(Records contained in a dataset)
>> start
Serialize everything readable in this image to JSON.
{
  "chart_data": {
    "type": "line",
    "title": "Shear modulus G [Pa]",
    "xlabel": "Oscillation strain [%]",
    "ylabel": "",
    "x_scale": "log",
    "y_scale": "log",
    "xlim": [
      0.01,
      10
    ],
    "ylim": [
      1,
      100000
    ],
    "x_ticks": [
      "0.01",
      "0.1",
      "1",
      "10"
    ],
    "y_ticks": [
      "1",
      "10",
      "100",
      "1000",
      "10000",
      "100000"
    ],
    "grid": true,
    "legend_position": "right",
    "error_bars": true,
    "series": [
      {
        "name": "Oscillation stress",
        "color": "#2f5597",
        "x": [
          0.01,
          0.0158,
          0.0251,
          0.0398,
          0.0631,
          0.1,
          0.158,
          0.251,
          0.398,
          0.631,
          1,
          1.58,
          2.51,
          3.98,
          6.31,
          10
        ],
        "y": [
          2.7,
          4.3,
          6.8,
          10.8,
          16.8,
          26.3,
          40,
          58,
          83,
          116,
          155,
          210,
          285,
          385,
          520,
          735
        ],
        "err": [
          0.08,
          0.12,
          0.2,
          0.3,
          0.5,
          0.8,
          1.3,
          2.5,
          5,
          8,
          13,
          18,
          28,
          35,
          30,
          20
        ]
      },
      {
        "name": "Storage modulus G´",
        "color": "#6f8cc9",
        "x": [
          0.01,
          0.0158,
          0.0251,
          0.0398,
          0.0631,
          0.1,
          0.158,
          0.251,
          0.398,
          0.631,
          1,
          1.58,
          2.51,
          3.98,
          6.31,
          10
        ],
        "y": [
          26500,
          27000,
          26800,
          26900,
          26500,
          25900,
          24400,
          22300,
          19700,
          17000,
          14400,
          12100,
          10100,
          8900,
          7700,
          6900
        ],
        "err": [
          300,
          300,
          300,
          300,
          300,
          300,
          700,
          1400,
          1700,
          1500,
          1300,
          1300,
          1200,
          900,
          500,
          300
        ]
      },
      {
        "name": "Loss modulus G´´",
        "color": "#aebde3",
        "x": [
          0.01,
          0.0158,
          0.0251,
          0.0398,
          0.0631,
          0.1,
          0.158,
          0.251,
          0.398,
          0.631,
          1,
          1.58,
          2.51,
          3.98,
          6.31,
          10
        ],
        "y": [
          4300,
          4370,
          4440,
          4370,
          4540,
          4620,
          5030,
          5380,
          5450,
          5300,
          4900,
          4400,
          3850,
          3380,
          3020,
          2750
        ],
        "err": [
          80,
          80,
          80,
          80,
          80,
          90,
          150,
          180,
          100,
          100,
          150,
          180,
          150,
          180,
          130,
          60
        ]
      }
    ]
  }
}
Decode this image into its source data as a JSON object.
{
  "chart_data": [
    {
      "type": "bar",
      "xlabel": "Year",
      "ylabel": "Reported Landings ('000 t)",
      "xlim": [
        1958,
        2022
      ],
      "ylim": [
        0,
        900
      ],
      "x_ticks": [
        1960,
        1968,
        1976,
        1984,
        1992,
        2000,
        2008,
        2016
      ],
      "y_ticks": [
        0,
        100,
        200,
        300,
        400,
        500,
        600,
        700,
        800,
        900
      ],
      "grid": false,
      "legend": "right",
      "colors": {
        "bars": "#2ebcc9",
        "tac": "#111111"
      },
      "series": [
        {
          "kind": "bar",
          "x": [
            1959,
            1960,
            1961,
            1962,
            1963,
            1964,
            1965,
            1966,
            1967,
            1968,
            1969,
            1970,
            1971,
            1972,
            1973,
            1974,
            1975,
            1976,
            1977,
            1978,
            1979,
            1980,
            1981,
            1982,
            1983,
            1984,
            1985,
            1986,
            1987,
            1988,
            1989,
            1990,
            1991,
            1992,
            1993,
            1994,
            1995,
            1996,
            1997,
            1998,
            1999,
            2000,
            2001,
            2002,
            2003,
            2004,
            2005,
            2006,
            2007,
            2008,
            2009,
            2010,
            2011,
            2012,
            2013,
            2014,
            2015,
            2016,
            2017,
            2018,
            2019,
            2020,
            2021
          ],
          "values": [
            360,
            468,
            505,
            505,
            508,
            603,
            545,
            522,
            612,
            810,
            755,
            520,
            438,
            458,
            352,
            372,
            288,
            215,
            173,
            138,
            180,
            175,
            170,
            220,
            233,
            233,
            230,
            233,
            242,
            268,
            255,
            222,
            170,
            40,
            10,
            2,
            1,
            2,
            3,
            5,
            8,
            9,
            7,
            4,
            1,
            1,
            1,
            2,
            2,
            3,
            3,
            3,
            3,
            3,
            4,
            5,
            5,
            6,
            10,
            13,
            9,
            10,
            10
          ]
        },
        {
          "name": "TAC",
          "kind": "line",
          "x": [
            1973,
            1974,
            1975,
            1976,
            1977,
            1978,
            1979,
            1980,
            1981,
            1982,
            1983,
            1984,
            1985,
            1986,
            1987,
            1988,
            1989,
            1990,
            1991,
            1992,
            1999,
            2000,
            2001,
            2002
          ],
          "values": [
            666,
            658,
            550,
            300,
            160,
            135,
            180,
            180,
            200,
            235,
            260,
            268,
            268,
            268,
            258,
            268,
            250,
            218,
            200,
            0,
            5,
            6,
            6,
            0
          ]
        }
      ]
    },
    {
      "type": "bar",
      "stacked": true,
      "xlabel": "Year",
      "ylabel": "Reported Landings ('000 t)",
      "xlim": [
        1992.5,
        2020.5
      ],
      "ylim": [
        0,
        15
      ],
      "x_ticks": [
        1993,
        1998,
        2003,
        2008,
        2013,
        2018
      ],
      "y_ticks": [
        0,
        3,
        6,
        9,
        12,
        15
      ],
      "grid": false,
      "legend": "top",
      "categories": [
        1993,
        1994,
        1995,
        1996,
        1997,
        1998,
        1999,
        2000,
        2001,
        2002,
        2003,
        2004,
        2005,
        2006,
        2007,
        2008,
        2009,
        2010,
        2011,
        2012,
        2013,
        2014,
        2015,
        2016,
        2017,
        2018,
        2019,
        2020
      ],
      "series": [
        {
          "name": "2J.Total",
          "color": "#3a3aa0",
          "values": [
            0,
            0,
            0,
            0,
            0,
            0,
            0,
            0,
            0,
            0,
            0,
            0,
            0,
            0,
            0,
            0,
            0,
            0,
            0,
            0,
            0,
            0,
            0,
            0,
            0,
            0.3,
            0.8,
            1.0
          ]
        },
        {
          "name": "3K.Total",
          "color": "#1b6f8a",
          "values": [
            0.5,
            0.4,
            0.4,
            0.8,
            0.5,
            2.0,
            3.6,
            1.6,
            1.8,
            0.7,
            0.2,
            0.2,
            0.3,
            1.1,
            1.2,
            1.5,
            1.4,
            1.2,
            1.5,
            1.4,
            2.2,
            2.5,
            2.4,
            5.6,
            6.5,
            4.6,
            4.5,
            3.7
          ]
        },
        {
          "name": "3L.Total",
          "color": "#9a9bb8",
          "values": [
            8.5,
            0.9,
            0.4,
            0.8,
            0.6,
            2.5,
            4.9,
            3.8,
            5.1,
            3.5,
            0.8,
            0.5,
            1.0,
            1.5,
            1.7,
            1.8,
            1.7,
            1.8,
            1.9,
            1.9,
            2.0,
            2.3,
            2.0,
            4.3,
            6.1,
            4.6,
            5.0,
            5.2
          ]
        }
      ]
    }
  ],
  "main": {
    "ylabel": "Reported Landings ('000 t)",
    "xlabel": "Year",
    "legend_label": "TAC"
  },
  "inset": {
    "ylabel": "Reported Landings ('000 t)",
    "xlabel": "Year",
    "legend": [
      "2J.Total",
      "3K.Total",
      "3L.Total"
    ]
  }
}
>> end
[Challenge]:
Reproduce each line holding the word "name".

[Output]:
        "name": "Oscillation stress",
        "name": "Storage modulus G´",
        "name": "Loss modulus G´´",
          "name": "TAC",
          "name": "2J.Total",
          "name": "3K.Total",
          "name": "3L.Total",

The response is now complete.